** start of ENTRIES **

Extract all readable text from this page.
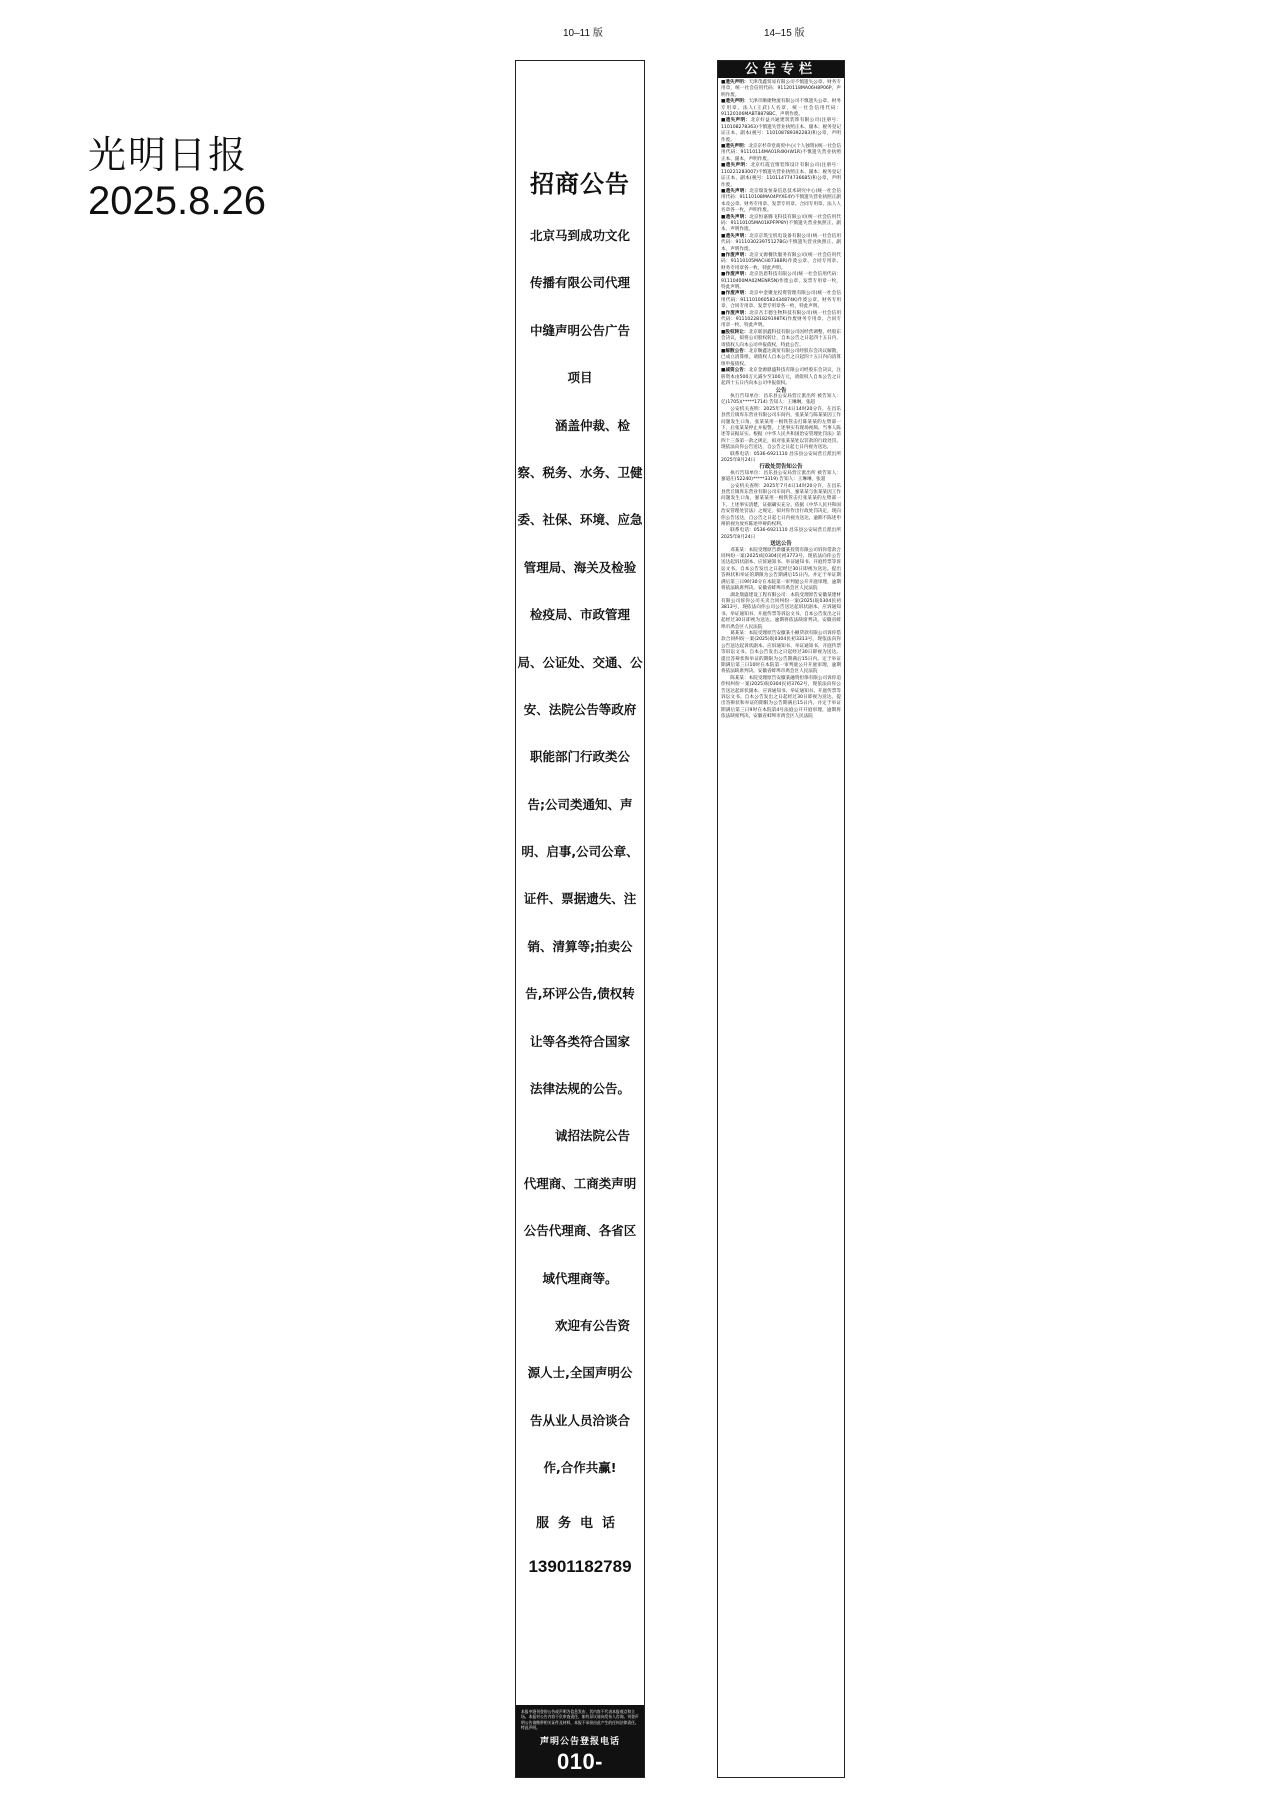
光明日报
2025.8.26
10–11 版	14–15 版
招商公告
北京马到成功文化
传播有限公司代理
中缝声明公告广告
项目
涵盖仲裁、检
察、税务、水务、卫健
委、社保、环境、应急
管理局、海关及检验
检疫局、市政管理
局、公证处、交通、公
安、法院公告等政府
职能部门行政类公
告;公司类通知、声
明、启事,公司公章、
证件、票据遗失、注
销、清算等;拍卖公
告,环评公告,债权转
让等各类符合国家
法律法规的公告。
诚招法院公告
代理商、工商类声明
公告代理商、各省区
域代理商等。
欢迎有公告资
源人士,全国声明公
告从业人员洽谈合
作,合作共赢!
服务电话
13901182789
本报中缝刊登的公告或声明为信息发布，其内容不代表本报观点和立场。本报对公告内容不负审查责任，如有异议请向发布人咨询。刊登声明公告请携带相关证件及材料，本报不承担由此产生的任何法律责任。特此声明。
声明公告登报电话
010-67616666
公告专栏

■遗失声明：天津茂鑫贸易有限公司不慎遗失公章、财务专用章，统一社会信用代码：91120118MA06H8P06P，声明作废。

■遗失声明：天津市顺捷物流有限公司不慎遗失公章、财务专用章、法人(王武)人名章，统一社会信用代码：91120106MABT8878BC，声明作废。

■遗失声明：北京好益兴通建筑装饰有限公司(注册号：110108278363)不慎遗失营业执照正本、副本；税务登记证正本、副本(税号：110108789392283)和公章，声明作废。

■遗失声明：北京京杉草堂商贸中心(个人独资)(统一社会信用代码：91110114MA01R4KHW1R)不慎遗失营业执照正本、副本，声明作废。

■遗失声明：北京红霞宜情装饰设计有限公司(注册号：110221283007)不慎遗失营业执照正本、副本；税务登记证正本、副本(税号：110114774736685)和公章，声明作废。

■遗失声明：北京瑞发恒泰信息技术研究中心(统一社会信用代码：91110108MA04PYXE4Y)不慎遗失营业执照正副本及公章、财务专用章、发票专用章、合同专用章、法人人名章各一枚，声明作废。

■遗失声明：北京恒嘉腾飞科技有限公司(统一社会信用代码：91110105MA01KPFPP8Y)不慎遗失营业执照正、副本，声明作废。

■遗失声明：北京京筑宝机电设备有限公司(统一社会信用代码：911103023975127BG)不慎遗失营业执照正、副本，声明作废。

■作废声明：北京文源餐饮服务有限公司(统一社会信用代码：91110105MACH0738BR)作废公章、合同专用章、财务专用章各一枚，特此声明。

■作废声明：北京浩恩科技有限公司(统一社会信用代码：91110400MA02MENR5N)作废公章、发票专用章一枚，特此声明。

■作废声明：北京中金聚龙投资管理有限公司(统一社会信用代码：911101060582434874K)作废公章、财务专用章、合同专用章、发票专用章各一枚，特此声明。

■作废声明：北京吾丰德生物科技有限公司(统一社会信用代码：911102281829198TK)作废财务专用章、合同专用章一枚，特此声明。

■股权转让：北京联创鑫科技有限公司因经营调整，经股东会决议，拟将公司股权转让，自本公告之日起四十五日内，请债权人向本公司申报债权，特此公告。

■解散公告：北京顺鑫达商贸有限公司经股东会决议解散，已成立清算组，请债权人自本公告之日起四十五日内向清算组申报债权。

■减资公告：北京金源鼎盛科技有限公司经股东会决议，注册资本由500万元减少至100万元，请债权人自本公告之日起四十五日内向本公司申报债权。

公告

执行告知单位：昌乐县公安局营丘派出所 被告知人：亿(1705)(*****1714) 告知人：王琳琳，张超

公安机关查明：2025年7月4日14时20分许，在昌乐县营丘镇库东营业有限公司车间内，张某某与陈某某因工作问题发生口角，张某某用一根铁管击打陈某某的左臂部一下，后张某某停止并报警。上述事实有现场视频、当事人陈述等证据证实。根据《中华人民共和国治安管理处罚法》第四十三条第一款之规定，拟对张某某处以罚款的行政处罚。现依法向你公告送达，自公告之日起七日内视为送达。

联系电话：0536-6921110 昌乐县公安局营丘派出所 2025年8月24日

行政处罚告知公告

执行告知单位：昌乐县公安局营丘派出所 被告知人：寥道庄(52240)*****3319) 告知人：王琳琳，张超

公安机关查明：2025年7月4日14时20分许，在昌乐县营丘镇库东营业有限公司车间内，寥某某与张某某因工作问题发生口角，寥某某用一根铁管击打张某某的左臂部一下。上述事实清楚，证据确实充分。依据《中华人民共和国治安管理处罚法》之规定，拟对你作出行政处罚决定，现向你公告送达，自公告之日起七日内视为送达，逾期不陈述申辩的视为放弃陈述申辩的权利。

联系电话：0536-6921110 昌乐县公安局营丘派出所 2025年8月24日

送达公告

邓某某：本院受理原告新疆某投资有限公司诉你借款合同纠纷一案(2025)皖0304民初3773号，现依法向你公告送达起诉状副本、应诉通知书、举证通知书、开庭传票等诉讼文书。自本公告发出之日起经过30日即视为送达。提出答辩状和举证的期限为公告期满后15日内。并定于举证期满后第三日9时30分在本院第一审判庭公开开庭审理，逾期将依法缺席判决。安徽省蚌埠市禹会区人民法院

湖北鼎盛建设工程有限公司：本院受理原告安徽某建材有限公司诉你公司买卖合同纠纷一案(2025)皖0304民初3813号，现依法向你公司公告送达起诉状副本、应诉通知书、举证通知书、开庭传票等诉讼文书。自本公告发出之日起经过30日即视为送达。逾期将依法缺席判决。安徽省蚌埠市禹会区人民法院

葛某某：本院受理原告安徽某小额贷款有限公司诉你借款合同纠纷一案(2025)皖0304民初3313号，现依法向你公告送达起诉状副本、应诉通知书、举证通知书、开庭传票等诉讼文书。自本公告发出之日起经过30日即视为送达。提出答辩状和举证的期限为公告期满后15日内。定于举证期满后第三日10时在本院第一审判庭公开开庭审理，逾期将依法缺席判决。安徽省蚌埠市禹会区人民法院

陈某某：本院受理原告安徽某融资担保有限公司诉你追偿权纠纷一案(2025)皖0304民初3762号，现依法向你公告送达起诉状副本、应诉通知书、举证通知书、开庭传票等诉讼文书。自本公告发出之日起经过30日即视为送达。提出答辩状和举证的期限为公告期满后15日内。并定于举证期满后第三日9时在本院第4号法庭公开开庭审理，逾期将依法缺席判决。安徽省蚌埠市禹会区人民法院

** end of ENTRIES **

▸ EXERCISE DIRECTIONS: Extract all lines from the material above that include the word "自公告之日起七日内视为送达".

▸ WRITTEN ANSWER:
公安机关查明：2025年7月4日14时20分许，在昌乐县营丘镇库东营业有限公司车间内，张某某与陈某某因工作问题发生口角，张某某用一根铁管击打陈某某的左臂部一下，后张某某停止并报警。上述事实有现场视频、当事人陈述等证据证实。根据《中华人民共和国治安管理处罚法》第四十三条第一款之规定，拟对张某某处以罚款的行政处罚。现依法向你公告送达，自公告之日起七日内视为送达。
公安机关查明：2025年7月4日14时20分许，在昌乐县营丘镇库东营业有限公司车间内，寥某某与张某某因工作问题发生口角，寥某某用一根铁管击打张某某的左臂部一下。上述事实清楚，证据确实充分。依据《中华人民共和国治安管理处罚法》之规定，拟对你作出行政处罚决定，现向你公告送达，自公告之日起七日内视为送达，逾期不陈述申辩的视为放弃陈述申辩的权利。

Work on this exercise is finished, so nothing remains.